## RECORD LIST
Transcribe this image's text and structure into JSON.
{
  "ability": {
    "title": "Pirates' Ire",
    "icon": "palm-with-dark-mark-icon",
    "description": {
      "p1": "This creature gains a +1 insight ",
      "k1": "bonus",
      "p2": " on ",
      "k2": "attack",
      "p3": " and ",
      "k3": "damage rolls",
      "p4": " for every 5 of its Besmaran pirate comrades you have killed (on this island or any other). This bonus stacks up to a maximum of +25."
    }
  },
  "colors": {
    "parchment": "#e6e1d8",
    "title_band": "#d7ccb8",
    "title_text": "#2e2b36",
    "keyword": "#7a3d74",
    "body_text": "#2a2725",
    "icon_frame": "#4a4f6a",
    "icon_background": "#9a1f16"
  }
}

## EXERCISE GOAL
Find the word "bonus" in the entries above and gather every line that holds it.

## FINISHED TASK
      "k1": "bonus",
      "p4": " for every 5 of its Besmaran pirate comrades you have killed (on this island or any other). This bonus stacks up to a maximum of +25."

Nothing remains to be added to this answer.